[MATERIAL PROVIDED]
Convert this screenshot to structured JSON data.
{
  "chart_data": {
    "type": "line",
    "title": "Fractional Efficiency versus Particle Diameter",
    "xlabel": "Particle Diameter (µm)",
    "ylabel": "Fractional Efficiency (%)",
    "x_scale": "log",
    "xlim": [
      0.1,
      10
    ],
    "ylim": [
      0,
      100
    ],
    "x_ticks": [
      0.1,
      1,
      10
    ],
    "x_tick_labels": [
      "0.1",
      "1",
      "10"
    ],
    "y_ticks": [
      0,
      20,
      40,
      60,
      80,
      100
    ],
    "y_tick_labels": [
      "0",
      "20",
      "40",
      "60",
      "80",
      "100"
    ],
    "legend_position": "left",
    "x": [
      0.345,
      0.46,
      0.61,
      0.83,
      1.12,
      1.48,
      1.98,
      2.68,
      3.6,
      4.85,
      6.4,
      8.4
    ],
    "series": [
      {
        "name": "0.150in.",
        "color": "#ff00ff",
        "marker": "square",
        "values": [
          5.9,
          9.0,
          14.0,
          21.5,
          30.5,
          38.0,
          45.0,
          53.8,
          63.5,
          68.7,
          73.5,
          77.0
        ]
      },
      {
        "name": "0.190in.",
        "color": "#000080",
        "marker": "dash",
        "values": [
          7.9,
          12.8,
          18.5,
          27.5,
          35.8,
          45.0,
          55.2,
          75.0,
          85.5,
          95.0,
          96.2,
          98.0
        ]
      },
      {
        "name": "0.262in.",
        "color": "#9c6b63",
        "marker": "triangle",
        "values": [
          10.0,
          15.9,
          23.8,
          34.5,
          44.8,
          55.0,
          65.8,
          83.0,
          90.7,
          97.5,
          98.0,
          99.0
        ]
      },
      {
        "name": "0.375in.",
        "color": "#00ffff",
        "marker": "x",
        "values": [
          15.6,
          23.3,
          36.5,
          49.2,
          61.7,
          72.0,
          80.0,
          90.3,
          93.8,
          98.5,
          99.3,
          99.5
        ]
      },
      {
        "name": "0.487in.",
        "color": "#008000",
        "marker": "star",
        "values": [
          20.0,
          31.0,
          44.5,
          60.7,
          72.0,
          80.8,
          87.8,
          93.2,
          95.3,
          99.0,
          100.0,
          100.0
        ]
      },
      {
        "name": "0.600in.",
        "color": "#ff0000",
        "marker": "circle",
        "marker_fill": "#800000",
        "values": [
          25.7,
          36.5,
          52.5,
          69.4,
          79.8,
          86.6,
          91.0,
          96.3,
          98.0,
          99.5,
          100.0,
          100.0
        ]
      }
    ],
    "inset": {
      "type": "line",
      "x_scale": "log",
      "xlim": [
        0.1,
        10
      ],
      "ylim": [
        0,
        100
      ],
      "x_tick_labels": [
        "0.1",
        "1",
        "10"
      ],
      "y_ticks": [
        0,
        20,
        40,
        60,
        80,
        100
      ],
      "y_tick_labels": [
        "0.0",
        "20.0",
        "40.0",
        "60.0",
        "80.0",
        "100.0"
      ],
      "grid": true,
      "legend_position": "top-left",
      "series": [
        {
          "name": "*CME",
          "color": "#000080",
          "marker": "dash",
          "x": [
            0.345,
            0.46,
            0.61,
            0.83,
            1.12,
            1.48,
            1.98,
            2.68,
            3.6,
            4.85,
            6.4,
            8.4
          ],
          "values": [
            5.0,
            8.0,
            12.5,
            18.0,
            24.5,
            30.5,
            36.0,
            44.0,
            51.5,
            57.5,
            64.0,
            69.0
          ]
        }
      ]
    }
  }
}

* * *

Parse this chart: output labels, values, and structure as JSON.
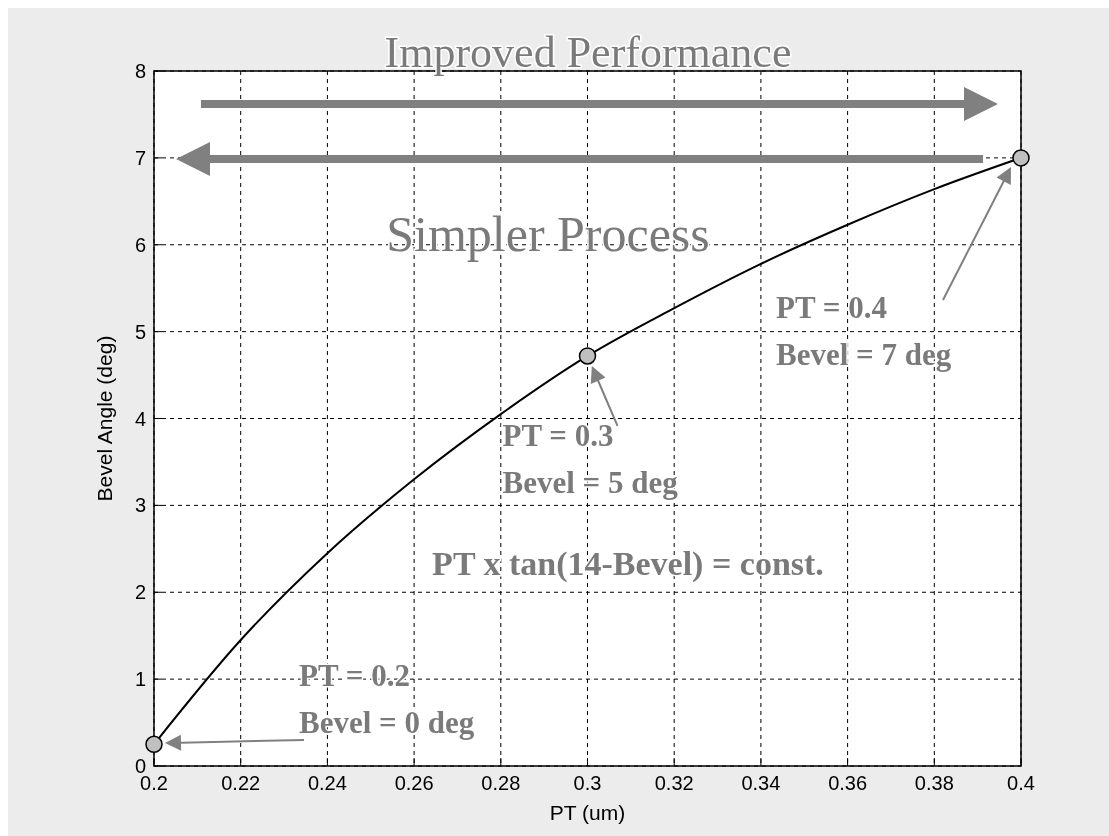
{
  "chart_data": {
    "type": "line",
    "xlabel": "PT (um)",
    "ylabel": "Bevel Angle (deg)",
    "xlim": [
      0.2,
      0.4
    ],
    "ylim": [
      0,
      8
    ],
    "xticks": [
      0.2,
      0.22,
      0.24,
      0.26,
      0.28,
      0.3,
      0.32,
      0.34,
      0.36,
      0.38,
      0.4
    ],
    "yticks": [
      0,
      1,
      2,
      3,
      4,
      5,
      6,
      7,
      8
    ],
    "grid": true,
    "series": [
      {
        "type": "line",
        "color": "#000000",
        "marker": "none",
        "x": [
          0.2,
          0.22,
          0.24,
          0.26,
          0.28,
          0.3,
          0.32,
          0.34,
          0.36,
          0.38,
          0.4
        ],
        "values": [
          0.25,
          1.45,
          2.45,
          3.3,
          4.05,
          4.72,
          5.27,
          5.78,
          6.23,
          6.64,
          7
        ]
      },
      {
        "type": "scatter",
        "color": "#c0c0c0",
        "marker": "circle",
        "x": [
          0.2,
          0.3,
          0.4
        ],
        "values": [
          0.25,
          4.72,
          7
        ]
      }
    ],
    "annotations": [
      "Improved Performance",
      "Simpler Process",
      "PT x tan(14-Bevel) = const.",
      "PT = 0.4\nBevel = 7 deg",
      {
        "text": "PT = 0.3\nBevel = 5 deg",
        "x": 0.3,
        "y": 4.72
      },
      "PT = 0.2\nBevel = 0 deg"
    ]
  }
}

---

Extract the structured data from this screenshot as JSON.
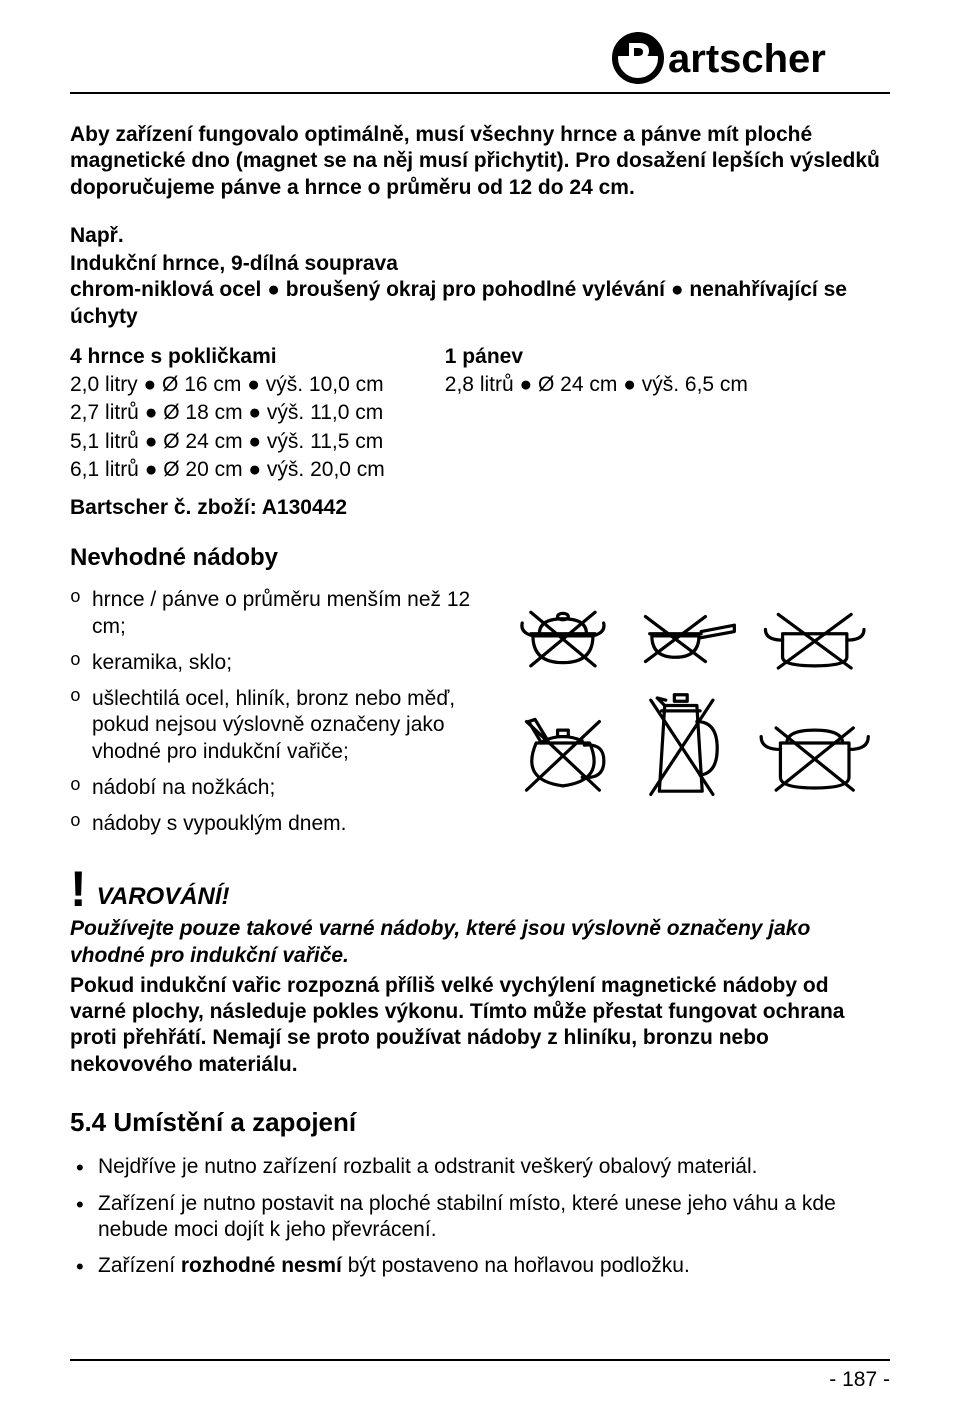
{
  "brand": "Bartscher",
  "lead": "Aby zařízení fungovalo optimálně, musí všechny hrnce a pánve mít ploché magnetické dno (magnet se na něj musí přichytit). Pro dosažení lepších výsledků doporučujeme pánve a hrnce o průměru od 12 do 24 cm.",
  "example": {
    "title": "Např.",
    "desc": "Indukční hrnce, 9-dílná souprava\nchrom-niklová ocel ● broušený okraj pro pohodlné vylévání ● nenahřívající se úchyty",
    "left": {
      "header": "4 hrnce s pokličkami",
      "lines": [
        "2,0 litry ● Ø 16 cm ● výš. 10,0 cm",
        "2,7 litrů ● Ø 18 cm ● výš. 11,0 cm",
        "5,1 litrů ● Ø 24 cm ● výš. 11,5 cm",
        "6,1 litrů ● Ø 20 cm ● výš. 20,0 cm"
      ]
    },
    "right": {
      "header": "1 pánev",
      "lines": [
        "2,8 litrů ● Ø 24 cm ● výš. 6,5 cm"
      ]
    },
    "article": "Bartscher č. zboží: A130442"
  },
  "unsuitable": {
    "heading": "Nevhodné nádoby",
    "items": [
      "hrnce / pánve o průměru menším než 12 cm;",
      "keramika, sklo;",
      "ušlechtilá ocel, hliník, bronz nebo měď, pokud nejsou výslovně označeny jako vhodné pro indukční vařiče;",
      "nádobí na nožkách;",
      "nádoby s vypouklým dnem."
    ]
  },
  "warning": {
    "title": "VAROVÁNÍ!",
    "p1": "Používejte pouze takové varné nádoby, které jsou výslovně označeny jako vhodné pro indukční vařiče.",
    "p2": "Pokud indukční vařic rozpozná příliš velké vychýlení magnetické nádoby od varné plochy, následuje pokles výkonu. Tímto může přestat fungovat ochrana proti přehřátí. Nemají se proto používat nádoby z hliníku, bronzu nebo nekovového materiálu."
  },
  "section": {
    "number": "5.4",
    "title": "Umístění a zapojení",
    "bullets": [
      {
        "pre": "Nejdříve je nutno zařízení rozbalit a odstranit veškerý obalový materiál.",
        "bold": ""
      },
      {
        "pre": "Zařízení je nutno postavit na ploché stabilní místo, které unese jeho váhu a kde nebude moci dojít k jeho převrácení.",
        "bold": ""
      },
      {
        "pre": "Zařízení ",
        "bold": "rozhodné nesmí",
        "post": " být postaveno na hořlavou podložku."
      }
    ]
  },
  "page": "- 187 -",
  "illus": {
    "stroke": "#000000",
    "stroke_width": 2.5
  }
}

[STATED TASK] Your answer should be a single number: the count of lines holding the word "které".

[RESULT OF THIS EXERCISE] 2